### Problem to solve
Tally the lines of the data that include the word "source" and state the total, nothing else.

....................

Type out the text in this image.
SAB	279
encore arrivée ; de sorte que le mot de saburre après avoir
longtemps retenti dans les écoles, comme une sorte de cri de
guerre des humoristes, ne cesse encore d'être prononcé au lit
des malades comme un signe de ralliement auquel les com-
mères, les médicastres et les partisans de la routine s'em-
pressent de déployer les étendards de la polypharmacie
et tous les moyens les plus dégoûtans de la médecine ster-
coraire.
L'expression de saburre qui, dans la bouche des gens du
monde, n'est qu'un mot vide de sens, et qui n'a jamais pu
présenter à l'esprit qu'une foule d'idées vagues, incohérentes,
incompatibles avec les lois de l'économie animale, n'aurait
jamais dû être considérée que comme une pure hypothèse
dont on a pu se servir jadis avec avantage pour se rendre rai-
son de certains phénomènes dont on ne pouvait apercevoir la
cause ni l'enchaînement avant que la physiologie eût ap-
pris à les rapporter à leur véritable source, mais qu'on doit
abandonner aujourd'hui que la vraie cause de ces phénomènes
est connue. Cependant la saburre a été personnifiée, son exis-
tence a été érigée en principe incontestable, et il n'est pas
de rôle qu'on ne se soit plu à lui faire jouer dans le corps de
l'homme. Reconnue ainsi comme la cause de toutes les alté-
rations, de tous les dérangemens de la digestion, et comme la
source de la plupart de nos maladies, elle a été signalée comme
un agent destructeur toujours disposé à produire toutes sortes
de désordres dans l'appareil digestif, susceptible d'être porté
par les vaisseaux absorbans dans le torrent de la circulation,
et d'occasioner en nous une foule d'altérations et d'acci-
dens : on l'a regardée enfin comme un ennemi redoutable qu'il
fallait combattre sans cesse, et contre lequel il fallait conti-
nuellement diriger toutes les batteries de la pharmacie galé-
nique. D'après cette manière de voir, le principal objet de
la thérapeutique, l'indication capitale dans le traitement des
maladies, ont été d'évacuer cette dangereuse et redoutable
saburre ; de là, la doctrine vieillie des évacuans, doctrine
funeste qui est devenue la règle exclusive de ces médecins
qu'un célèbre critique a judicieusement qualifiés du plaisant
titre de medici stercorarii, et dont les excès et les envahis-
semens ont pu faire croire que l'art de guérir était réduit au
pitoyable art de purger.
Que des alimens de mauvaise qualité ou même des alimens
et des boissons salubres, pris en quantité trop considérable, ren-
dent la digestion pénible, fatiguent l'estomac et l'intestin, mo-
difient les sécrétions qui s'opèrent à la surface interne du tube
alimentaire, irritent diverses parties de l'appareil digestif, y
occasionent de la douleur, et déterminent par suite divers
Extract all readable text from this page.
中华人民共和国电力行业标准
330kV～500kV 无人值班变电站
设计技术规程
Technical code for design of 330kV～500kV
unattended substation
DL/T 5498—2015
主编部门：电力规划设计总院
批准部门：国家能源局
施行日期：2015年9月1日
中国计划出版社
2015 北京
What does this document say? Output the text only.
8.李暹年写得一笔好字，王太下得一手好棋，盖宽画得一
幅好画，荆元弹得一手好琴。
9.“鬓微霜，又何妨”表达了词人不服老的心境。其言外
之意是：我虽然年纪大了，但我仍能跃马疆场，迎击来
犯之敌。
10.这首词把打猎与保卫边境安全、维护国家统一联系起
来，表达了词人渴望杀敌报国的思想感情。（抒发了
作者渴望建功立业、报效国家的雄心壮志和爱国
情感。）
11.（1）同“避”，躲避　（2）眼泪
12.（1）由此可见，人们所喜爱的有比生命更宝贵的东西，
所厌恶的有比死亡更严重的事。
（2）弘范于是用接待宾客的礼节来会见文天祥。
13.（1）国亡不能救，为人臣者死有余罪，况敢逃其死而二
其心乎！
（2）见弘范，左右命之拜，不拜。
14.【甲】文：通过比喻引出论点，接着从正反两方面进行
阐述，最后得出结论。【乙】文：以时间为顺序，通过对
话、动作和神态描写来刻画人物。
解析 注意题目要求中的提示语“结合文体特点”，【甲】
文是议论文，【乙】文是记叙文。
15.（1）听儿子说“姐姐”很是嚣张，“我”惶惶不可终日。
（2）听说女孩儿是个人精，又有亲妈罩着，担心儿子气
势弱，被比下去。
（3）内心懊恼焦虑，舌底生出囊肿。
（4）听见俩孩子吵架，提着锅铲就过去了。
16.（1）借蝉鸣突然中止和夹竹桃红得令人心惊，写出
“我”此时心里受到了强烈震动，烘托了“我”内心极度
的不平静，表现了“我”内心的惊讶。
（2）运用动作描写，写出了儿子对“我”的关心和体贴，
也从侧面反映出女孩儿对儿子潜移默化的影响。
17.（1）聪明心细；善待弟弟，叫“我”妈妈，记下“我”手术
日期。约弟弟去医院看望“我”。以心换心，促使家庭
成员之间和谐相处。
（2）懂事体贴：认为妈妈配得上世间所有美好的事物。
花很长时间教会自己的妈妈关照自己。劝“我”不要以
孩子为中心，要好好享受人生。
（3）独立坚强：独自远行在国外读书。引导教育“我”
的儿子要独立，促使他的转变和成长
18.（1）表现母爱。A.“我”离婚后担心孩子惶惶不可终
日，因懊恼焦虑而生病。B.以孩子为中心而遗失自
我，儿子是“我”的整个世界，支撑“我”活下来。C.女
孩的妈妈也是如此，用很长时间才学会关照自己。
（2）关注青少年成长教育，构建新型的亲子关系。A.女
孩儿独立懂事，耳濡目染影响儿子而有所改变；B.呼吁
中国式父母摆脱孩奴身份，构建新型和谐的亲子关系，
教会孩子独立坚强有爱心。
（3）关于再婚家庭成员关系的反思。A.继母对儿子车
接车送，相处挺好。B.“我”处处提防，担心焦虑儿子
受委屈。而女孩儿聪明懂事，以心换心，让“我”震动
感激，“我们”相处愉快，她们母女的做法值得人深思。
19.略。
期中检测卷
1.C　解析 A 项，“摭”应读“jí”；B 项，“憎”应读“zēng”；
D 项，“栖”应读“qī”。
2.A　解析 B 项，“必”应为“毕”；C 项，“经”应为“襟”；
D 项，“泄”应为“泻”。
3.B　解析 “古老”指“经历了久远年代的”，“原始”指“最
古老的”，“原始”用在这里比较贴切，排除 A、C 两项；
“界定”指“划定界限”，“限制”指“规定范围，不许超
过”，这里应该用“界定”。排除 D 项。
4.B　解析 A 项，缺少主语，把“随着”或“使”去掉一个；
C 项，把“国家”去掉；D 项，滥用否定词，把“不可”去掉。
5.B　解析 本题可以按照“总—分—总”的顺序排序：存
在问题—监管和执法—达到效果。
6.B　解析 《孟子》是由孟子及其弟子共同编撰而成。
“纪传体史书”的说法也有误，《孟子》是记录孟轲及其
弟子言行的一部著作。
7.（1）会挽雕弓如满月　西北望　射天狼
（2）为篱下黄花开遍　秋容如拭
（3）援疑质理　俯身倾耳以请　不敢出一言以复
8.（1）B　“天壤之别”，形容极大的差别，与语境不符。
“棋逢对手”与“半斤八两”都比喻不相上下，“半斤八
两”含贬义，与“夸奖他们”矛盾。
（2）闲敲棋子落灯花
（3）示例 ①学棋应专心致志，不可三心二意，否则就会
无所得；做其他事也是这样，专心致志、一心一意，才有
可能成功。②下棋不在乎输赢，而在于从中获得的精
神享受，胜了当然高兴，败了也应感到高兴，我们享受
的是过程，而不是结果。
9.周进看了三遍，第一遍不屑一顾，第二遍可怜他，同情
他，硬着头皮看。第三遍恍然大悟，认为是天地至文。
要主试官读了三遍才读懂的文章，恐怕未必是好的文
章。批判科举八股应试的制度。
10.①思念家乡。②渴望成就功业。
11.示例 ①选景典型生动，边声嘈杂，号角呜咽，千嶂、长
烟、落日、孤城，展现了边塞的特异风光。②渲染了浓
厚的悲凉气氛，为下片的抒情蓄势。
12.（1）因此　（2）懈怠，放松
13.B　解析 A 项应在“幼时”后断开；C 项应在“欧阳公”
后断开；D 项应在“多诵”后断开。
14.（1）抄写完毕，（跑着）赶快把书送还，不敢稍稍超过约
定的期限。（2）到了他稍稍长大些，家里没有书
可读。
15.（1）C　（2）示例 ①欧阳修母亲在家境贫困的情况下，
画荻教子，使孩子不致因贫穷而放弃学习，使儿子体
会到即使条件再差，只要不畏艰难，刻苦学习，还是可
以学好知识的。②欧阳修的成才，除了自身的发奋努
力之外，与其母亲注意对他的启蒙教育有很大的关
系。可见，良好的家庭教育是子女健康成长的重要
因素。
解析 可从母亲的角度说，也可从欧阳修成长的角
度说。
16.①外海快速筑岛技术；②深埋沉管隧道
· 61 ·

....................

### Response
2